----- DATA FOR PROCESSING -----
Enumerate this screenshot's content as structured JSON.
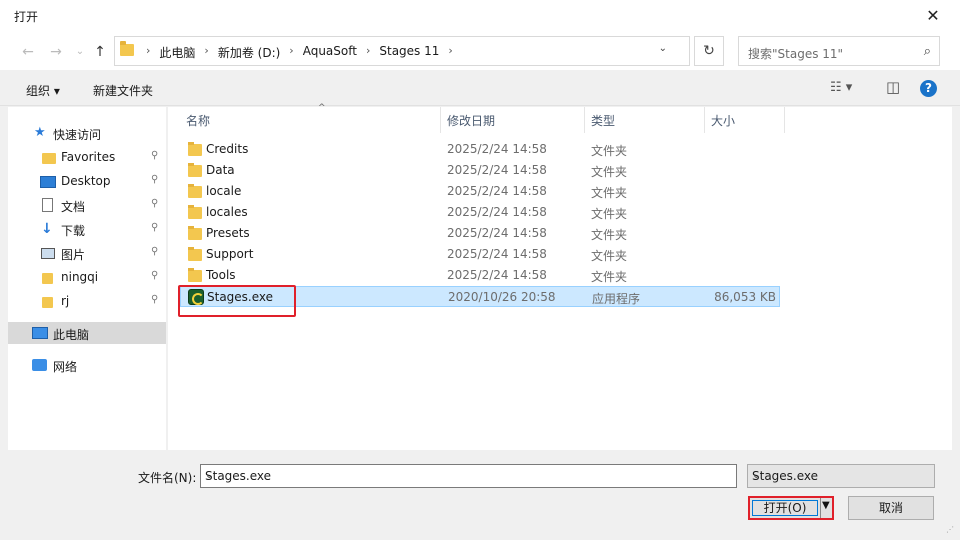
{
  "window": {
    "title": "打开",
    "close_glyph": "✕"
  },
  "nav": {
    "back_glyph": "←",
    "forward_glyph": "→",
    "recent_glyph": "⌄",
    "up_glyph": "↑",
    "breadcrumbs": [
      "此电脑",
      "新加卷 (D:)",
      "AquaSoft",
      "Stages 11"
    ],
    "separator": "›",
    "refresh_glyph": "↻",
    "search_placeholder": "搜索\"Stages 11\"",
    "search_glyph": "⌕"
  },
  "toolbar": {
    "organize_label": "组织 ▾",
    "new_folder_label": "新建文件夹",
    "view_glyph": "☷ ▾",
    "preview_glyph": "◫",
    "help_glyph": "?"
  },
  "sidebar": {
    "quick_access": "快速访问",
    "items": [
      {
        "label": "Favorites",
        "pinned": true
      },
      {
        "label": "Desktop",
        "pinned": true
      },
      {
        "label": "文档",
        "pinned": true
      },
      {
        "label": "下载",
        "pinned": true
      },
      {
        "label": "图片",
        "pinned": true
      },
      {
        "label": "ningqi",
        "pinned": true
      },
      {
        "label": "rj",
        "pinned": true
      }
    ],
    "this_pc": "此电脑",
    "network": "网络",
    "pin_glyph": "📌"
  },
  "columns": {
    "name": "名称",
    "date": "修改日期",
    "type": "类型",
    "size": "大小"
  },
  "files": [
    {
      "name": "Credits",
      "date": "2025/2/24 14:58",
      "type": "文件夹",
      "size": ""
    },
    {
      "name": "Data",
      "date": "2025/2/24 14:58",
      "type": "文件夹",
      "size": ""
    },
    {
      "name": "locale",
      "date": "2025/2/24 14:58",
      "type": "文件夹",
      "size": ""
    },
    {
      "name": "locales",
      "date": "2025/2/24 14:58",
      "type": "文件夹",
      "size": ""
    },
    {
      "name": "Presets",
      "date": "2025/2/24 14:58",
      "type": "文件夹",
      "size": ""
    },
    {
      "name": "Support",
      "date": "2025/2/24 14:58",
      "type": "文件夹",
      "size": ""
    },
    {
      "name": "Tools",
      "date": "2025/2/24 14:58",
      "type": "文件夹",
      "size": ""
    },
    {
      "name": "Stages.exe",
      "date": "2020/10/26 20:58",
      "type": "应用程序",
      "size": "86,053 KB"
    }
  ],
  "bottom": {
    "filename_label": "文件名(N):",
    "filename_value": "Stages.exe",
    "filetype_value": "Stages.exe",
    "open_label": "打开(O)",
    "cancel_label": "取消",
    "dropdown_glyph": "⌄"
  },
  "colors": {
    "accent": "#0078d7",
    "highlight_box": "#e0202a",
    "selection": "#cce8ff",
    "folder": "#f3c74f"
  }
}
-----
----- DATA FOR PROCESSING -----
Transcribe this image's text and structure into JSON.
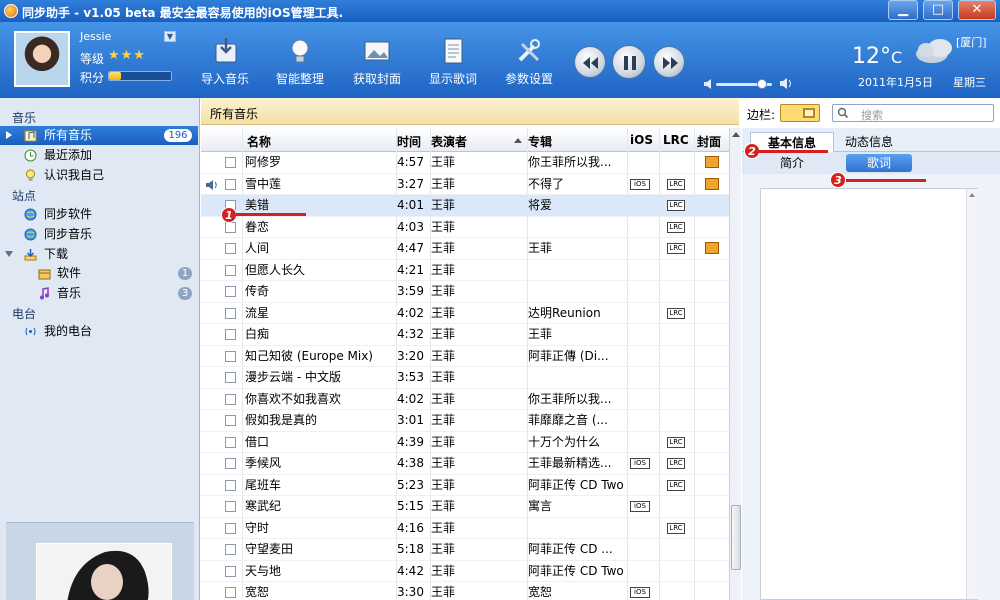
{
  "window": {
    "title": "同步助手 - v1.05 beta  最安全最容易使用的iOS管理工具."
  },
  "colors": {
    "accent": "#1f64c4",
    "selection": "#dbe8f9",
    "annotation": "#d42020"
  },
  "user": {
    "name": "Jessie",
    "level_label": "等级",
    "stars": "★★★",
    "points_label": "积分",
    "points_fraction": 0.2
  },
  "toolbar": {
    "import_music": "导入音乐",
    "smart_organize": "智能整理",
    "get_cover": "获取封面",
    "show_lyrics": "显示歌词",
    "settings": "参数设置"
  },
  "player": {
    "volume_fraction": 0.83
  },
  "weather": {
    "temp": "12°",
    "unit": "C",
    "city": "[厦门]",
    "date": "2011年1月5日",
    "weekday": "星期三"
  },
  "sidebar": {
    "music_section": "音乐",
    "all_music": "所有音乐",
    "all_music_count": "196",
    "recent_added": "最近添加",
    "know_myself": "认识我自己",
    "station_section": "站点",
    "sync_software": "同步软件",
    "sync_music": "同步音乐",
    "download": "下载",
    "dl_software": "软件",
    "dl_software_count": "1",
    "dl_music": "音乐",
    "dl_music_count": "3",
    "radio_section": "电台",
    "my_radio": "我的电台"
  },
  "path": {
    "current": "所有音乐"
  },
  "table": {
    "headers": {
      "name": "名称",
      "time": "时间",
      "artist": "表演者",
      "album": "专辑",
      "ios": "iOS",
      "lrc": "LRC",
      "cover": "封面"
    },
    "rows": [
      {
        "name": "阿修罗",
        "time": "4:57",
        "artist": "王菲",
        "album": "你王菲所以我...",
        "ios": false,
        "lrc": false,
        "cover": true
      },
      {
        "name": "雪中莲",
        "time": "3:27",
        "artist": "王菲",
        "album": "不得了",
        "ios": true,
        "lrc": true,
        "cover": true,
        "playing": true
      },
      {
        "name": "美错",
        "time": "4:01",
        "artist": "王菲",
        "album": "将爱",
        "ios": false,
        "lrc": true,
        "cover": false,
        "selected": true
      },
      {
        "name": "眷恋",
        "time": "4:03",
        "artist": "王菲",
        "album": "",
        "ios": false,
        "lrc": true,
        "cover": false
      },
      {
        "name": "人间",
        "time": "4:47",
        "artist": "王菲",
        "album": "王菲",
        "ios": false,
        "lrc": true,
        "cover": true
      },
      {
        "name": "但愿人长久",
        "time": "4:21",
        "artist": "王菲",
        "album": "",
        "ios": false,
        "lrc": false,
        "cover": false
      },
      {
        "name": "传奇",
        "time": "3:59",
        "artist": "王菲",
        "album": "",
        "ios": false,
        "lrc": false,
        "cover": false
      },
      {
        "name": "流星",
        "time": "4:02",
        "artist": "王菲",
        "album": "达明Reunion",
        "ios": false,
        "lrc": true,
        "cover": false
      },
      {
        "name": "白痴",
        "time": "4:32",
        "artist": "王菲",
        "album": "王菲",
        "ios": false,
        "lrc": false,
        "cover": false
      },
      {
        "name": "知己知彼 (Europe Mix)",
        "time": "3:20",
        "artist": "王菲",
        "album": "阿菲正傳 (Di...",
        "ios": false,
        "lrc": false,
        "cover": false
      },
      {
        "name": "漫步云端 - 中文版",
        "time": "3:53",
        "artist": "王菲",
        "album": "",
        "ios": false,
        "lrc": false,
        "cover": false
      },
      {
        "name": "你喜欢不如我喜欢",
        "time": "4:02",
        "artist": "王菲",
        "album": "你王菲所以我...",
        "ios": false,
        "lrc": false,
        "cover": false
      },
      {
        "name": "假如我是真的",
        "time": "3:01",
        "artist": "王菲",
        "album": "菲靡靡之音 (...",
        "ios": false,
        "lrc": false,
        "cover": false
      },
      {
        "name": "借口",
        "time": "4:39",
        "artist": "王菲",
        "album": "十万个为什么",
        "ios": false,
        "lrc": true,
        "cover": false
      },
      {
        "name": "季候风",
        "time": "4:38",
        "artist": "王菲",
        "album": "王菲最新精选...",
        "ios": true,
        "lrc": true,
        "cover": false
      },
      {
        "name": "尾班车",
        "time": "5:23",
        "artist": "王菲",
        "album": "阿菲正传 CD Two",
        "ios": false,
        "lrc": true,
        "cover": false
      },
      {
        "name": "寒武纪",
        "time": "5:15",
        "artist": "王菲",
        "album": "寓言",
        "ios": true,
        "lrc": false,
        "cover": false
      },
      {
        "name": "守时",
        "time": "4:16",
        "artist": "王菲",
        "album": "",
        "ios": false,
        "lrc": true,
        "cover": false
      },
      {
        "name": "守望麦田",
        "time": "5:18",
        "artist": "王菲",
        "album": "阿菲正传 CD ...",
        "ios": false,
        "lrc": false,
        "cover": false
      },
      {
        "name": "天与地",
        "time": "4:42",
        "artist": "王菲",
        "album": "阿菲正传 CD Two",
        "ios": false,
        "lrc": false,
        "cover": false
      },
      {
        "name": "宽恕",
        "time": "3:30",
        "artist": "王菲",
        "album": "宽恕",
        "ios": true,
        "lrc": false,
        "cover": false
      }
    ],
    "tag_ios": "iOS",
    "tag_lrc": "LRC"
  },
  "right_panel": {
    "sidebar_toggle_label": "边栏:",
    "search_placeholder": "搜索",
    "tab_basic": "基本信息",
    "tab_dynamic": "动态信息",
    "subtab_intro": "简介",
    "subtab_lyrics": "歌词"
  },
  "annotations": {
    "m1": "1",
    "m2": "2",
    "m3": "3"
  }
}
-----
=== EXERCISE DIRECTIONS ===
Using the records above, copy every line that has the word "JSON" in it.

=== REPLY TO THE TASK ===
Enumerate this screenshot's content as structured JSON.
Transcribe this image's text and structure into JSON.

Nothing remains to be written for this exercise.